▸ What the task asks: Look through the material below. Copy each line that contains the string "JSON".

▸ Stored data:
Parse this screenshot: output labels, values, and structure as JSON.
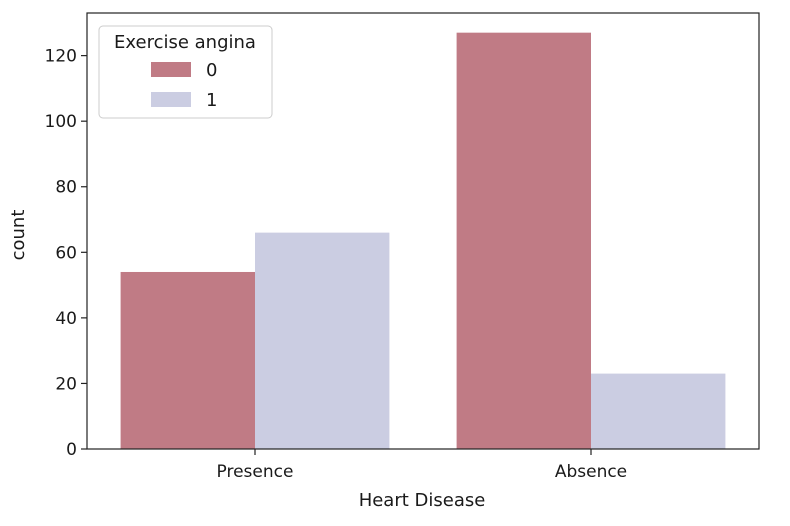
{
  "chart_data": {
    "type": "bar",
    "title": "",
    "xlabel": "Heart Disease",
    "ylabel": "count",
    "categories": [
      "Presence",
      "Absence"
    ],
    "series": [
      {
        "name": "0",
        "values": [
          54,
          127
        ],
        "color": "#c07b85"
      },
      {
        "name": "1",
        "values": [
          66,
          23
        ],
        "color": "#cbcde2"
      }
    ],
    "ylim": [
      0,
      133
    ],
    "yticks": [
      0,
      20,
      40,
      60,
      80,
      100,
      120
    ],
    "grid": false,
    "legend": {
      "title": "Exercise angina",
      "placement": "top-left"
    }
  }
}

---

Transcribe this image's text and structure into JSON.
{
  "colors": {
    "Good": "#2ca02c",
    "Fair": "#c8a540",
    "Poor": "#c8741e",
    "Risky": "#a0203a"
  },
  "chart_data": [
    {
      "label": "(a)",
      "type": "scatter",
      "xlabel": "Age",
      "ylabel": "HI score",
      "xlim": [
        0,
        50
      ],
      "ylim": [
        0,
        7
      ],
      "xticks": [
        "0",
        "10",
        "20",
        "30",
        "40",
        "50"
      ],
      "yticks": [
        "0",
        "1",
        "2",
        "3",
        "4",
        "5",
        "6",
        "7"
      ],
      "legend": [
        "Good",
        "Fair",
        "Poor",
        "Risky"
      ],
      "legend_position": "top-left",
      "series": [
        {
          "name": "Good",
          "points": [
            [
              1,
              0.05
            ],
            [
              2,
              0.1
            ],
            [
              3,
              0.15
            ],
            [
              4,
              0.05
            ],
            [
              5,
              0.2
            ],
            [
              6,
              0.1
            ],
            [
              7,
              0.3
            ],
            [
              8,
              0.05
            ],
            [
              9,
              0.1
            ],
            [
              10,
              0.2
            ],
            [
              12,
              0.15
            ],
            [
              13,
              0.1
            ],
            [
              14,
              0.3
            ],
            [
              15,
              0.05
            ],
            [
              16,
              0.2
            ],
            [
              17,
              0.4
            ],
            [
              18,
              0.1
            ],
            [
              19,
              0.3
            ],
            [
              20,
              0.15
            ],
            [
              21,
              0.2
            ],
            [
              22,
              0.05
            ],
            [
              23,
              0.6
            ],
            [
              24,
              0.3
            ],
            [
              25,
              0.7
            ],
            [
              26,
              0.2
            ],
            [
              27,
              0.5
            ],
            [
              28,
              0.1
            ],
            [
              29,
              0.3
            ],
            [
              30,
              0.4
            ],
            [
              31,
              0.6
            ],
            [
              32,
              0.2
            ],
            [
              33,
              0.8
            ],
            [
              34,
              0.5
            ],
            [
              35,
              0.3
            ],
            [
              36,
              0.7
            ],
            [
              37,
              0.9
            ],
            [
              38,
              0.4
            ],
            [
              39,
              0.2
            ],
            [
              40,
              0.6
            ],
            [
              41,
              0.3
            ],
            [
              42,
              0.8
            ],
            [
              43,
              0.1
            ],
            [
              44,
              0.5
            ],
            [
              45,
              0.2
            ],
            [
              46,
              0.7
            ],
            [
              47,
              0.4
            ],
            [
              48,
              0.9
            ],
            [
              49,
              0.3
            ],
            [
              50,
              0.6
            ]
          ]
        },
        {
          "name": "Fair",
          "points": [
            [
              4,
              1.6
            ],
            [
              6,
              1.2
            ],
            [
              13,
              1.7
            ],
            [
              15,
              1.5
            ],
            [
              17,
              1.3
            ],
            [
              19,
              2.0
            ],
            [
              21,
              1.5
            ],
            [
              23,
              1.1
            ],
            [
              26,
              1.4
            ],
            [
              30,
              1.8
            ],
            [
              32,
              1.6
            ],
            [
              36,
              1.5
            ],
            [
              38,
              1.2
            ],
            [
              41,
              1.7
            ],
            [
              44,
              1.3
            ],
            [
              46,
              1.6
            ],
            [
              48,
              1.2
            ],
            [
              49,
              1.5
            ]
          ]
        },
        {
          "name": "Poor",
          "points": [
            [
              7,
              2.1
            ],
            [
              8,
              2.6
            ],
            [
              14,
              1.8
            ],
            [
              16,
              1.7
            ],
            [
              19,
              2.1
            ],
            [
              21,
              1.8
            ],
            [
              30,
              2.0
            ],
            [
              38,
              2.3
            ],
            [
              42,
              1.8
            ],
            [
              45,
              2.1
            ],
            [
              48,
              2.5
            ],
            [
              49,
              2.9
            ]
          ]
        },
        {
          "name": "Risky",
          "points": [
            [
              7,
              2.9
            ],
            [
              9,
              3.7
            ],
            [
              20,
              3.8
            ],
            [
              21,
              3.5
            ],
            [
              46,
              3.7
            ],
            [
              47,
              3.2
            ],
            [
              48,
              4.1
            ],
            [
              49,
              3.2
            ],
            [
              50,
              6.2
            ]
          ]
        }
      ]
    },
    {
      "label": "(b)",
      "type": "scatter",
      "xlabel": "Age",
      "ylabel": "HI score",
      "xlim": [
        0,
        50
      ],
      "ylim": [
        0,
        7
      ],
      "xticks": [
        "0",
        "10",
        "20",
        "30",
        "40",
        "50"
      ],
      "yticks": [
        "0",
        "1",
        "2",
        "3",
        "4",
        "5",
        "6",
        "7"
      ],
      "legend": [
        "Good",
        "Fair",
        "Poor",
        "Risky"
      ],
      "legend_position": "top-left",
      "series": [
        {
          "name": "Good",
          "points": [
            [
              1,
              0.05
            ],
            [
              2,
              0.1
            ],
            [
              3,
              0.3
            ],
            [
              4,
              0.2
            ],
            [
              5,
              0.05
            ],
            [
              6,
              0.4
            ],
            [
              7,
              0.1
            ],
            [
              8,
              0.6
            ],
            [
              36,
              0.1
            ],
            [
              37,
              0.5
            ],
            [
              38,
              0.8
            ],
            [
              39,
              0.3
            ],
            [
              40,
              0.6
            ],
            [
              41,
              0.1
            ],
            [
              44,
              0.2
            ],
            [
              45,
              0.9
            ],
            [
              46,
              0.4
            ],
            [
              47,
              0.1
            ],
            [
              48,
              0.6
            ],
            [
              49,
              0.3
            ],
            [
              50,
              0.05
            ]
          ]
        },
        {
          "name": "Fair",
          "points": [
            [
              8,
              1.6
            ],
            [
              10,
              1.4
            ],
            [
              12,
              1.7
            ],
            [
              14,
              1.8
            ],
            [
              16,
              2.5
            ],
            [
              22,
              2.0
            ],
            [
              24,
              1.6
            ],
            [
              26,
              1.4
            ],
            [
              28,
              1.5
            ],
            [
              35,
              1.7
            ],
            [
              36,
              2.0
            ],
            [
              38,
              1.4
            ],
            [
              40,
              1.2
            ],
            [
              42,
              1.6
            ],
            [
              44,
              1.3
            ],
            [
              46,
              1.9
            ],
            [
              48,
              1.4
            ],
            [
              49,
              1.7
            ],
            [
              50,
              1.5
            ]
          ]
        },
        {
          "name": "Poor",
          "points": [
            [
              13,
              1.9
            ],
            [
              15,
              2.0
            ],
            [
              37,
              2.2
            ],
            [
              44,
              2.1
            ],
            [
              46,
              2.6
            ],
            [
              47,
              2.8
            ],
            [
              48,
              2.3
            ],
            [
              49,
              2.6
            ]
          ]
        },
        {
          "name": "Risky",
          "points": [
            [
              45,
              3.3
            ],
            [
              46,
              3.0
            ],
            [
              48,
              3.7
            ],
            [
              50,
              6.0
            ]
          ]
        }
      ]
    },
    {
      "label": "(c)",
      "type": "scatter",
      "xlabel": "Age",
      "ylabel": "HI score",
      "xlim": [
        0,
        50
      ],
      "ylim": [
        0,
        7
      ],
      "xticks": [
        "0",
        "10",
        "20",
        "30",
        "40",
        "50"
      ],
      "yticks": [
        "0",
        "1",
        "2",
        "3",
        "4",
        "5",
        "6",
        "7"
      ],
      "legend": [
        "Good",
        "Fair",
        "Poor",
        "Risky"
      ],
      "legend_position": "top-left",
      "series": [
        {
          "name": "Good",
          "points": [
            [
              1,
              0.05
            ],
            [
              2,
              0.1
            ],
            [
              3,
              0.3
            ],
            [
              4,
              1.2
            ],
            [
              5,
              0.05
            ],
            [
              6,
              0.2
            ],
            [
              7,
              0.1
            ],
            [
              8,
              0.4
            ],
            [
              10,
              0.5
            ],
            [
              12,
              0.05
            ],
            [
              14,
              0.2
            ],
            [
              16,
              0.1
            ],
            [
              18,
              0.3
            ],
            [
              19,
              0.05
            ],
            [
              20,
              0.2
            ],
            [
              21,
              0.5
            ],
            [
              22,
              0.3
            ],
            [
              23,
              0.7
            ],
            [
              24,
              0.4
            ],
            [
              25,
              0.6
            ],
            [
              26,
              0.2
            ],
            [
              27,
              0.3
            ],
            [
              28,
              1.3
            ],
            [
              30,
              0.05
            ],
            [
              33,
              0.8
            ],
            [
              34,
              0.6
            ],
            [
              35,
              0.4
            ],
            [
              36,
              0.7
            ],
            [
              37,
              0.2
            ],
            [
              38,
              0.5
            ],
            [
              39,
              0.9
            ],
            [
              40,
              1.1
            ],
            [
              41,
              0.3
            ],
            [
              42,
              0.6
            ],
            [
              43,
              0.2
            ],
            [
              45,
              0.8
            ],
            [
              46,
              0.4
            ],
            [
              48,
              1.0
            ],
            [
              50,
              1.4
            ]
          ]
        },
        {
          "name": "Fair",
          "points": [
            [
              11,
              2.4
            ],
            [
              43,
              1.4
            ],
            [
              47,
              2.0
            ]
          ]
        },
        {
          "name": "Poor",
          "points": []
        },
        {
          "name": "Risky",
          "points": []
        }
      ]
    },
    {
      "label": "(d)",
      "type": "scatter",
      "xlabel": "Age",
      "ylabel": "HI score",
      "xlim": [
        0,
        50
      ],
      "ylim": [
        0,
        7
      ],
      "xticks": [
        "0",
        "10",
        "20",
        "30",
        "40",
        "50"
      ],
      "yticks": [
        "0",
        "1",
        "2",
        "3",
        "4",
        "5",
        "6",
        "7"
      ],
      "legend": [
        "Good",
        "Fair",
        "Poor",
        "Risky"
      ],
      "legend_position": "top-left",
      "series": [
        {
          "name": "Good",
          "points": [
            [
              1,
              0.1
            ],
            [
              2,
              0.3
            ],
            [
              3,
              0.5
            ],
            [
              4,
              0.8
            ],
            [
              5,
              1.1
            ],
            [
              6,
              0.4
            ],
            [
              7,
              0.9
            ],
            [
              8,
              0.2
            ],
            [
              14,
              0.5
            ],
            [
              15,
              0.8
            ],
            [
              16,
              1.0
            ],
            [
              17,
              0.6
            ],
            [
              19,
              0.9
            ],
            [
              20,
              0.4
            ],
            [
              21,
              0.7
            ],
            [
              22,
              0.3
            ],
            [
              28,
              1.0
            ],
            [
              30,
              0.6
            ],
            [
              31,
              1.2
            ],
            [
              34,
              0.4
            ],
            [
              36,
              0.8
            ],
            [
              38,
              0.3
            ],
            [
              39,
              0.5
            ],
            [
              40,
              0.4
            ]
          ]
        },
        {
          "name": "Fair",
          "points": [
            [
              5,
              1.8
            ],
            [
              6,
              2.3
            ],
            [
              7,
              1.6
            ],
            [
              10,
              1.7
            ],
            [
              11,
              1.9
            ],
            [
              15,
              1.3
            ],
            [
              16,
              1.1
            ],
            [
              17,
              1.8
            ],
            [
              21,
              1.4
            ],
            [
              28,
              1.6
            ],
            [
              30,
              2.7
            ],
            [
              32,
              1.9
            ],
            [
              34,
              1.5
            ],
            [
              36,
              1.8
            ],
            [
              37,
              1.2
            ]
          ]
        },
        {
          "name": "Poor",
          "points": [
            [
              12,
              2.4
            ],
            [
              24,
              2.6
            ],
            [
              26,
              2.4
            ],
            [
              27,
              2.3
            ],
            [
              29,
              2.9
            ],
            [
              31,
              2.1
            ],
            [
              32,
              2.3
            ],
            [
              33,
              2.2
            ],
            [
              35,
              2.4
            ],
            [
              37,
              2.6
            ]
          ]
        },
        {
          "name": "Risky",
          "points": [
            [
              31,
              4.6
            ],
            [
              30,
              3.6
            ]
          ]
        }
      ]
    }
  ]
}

▸ The solution:
Parse this screenshot: output labels, values, and structure as JSON.
Transcribe this image's text and structure into JSON.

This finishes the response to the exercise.